Stated task » Write out the complete material exactly as it stands.

**********

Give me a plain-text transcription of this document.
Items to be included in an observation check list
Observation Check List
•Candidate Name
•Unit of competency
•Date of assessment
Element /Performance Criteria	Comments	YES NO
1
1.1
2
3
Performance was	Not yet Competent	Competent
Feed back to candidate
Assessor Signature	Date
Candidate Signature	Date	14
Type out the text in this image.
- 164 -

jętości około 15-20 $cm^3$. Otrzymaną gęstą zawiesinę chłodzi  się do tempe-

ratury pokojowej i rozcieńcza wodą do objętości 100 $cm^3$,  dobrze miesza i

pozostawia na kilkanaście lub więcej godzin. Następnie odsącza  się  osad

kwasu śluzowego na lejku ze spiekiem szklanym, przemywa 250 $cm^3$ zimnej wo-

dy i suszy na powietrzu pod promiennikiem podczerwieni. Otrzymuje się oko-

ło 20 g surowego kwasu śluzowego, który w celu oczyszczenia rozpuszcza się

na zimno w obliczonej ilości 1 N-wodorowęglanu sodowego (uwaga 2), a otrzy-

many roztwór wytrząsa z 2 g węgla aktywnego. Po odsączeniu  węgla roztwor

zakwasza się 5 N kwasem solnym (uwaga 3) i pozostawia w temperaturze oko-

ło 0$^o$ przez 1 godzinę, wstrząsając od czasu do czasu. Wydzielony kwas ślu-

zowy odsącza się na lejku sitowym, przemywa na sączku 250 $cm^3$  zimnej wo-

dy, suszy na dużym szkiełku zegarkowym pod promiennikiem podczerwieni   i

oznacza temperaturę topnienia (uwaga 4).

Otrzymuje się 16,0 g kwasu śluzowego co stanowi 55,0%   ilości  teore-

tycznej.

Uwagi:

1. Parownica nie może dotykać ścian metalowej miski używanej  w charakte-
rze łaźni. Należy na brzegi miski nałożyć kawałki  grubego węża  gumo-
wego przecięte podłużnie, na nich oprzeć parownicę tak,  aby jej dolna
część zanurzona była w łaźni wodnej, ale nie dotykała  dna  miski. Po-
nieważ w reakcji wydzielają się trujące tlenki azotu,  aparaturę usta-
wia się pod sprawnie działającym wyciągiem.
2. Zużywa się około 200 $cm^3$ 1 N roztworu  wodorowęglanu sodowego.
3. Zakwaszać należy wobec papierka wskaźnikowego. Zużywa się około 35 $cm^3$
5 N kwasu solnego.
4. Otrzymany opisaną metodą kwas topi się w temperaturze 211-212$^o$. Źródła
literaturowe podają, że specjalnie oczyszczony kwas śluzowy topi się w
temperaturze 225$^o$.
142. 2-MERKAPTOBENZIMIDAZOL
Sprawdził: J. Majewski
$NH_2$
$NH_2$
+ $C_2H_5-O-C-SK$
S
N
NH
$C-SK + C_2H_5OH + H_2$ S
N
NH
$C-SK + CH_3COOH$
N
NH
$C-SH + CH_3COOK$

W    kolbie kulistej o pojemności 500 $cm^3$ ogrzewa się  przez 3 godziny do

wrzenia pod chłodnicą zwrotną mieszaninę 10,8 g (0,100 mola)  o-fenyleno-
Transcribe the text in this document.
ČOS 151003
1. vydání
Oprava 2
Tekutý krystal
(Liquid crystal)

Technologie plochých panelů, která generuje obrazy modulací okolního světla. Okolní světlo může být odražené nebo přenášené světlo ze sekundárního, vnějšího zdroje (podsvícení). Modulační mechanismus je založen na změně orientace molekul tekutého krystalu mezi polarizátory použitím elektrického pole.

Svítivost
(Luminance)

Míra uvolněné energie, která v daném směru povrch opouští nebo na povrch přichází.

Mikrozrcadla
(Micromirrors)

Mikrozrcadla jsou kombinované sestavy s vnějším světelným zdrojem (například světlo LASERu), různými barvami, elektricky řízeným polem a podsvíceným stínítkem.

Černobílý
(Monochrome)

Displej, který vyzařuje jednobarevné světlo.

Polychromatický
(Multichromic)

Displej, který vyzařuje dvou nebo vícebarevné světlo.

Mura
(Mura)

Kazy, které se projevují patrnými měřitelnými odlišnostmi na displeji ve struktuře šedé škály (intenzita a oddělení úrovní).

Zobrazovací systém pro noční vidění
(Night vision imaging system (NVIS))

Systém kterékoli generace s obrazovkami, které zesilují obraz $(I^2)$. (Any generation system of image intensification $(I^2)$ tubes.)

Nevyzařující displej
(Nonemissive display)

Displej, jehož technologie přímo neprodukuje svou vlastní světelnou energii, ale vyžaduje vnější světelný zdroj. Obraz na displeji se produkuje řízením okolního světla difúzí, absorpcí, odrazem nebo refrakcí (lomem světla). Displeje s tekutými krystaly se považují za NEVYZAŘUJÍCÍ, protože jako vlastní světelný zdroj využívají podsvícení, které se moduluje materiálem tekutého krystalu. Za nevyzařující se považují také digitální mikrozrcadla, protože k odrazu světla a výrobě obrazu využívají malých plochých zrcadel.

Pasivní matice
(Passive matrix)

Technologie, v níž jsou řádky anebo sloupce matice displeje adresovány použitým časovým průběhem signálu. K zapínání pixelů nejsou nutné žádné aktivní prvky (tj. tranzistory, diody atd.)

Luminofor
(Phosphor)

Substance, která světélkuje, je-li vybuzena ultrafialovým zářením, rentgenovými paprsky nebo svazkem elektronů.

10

**********

Complete output »
Give me a plain-text transcription of this document.
Items to be included in an observation check list
Observation Check List
•Candidate Name
•Unit of competency
•Date of assessment
Element /Performance Criteria	Comments	YES NO
1
1.1
2
3
Performance was	Not yet Competent	Competent
Feed back to candidate
Assessor Signature	Date
Candidate Signature	Date	14
Type out the text in this image.
- 164 -

jętości około 15-20 $cm^3$. Otrzymaną gęstą zawiesinę chłodzi  się do tempe-

ratury pokojowej i rozcieńcza wodą do objętości 100 $cm^3$,  dobrze miesza i

pozostawia na kilkanaście lub więcej godzin. Następnie odsącza  się  osad

kwasu śluzowego na lejku ze spiekiem szklanym, przemywa 250 $cm^3$ zimnej wo-

dy i suszy na powietrzu pod promiennikiem podczerwieni. Otrzymuje się oko-

ło 20 g surowego kwasu śluzowego, który w celu oczyszczenia rozpuszcza się

na zimno w obliczonej ilości 1 N-wodorowęglanu sodowego (uwaga 2), a otrzy-

many roztwór wytrząsa z 2 g węgla aktywnego. Po odsączeniu  węgla roztwor

zakwasza się 5 N kwasem solnym (uwaga 3) i pozostawia w temperaturze oko-

ło 0$^o$ przez 1 godzinę, wstrząsając od czasu do czasu. Wydzielony kwas ślu-

zowy odsącza się na lejku sitowym, przemywa na sączku 250 $cm^3$  zimnej wo-

dy, suszy na dużym szkiełku zegarkowym pod promiennikiem podczerwieni   i

oznacza temperaturę topnienia (uwaga 4).

Otrzymuje się 16,0 g kwasu śluzowego co stanowi 55,0%   ilości  teore-

tycznej.

Uwagi:

1. Parownica nie może dotykać ścian metalowej miski używanej  w charakte-
rze łaźni. Należy na brzegi miski nałożyć kawałki  grubego węża  gumo-
wego przecięte podłużnie, na nich oprzeć parownicę tak,  aby jej dolna
część zanurzona była w łaźni wodnej, ale nie dotykała  dna  miski. Po-
nieważ w reakcji wydzielają się trujące tlenki azotu,  aparaturę usta-
wia się pod sprawnie działającym wyciągiem.
2. Zużywa się około 200 $cm^3$ 1 N roztworu  wodorowęglanu sodowego.
3. Zakwaszać należy wobec papierka wskaźnikowego. Zużywa się około 35 $cm^3$
5 N kwasu solnego.
4. Otrzymany opisaną metodą kwas topi się w temperaturze 211-212$^o$. Źródła
literaturowe podają, że specjalnie oczyszczony kwas śluzowy topi się w
temperaturze 225$^o$.
142. 2-MERKAPTOBENZIMIDAZOL
Sprawdził: J. Majewski
$NH_2$
$NH_2$
+ $C_2H_5-O-C-SK$
S
N
NH
$C-SK + C_2H_5OH + H_2$ S
N
NH
$C-SK + CH_3COOH$
N
NH
$C-SH + CH_3COOK$

W    kolbie kulistej o pojemności 500 $cm^3$ ogrzewa się  przez 3 godziny do

wrzenia pod chłodnicą zwrotną mieszaninę 10,8 g (0,100 mola)  o-fenyleno-
Transcribe the text in this document.
ČOS 151003
1. vydání
Oprava 2
Tekutý krystal
(Liquid crystal)

Technologie plochých panelů, která generuje obrazy modulací okolního světla. Okolní světlo může být odražené nebo přenášené světlo ze sekundárního, vnějšího zdroje (podsvícení). Modulační mechanismus je založen na změně orientace molekul tekutého krystalu mezi polarizátory použitím elektrického pole.

Svítivost
(Luminance)

Míra uvolněné energie, která v daném směru povrch opouští nebo na povrch přichází.

Mikrozrcadla
(Micromirrors)

Mikrozrcadla jsou kombinované sestavy s vnějším světelným zdrojem (například světlo LASERu), různými barvami, elektricky řízeným polem a podsvíceným stínítkem.

Černobílý
(Monochrome)

Displej, který vyzařuje jednobarevné světlo.

Polychromatický
(Multichromic)

Displej, který vyzařuje dvou nebo vícebarevné světlo.

Mura
(Mura)

Kazy, které se projevují patrnými měřitelnými odlišnostmi na displeji ve struktuře šedé škály (intenzita a oddělení úrovní).

Zobrazovací systém pro noční vidění
(Night vision imaging system (NVIS))

Systém kterékoli generace s obrazovkami, které zesilují obraz $(I^2)$. (Any generation system of image intensification $(I^2)$ tubes.)

Nevyzařující displej
(Nonemissive display)

Displej, jehož technologie přímo neprodukuje svou vlastní světelnou energii, ale vyžaduje vnější světelný zdroj. Obraz na displeji se produkuje řízením okolního světla difúzí, absorpcí, odrazem nebo refrakcí (lomem světla). Displeje s tekutými krystaly se považují za NEVYZAŘUJÍCÍ, protože jako vlastní světelný zdroj využívají podsvícení, které se moduluje materiálem tekutého krystalu. Za nevyzařující se považují také digitální mikrozrcadla, protože k odrazu světla a výrobě obrazu využívají malých plochých zrcadel.

Pasivní matice
(Passive matrix)

Technologie, v níž jsou řádky anebo sloupce matice displeje adresovány použitým časovým průběhem signálu. K zapínání pixelů nejsou nutné žádné aktivní prvky (tj. tranzistory, diody atd.)

Luminofor
(Phosphor)

Substance, která světélkuje, je-li vybuzena ultrafialovým zářením, rentgenovými paprsky nebo svazkem elektronů.

10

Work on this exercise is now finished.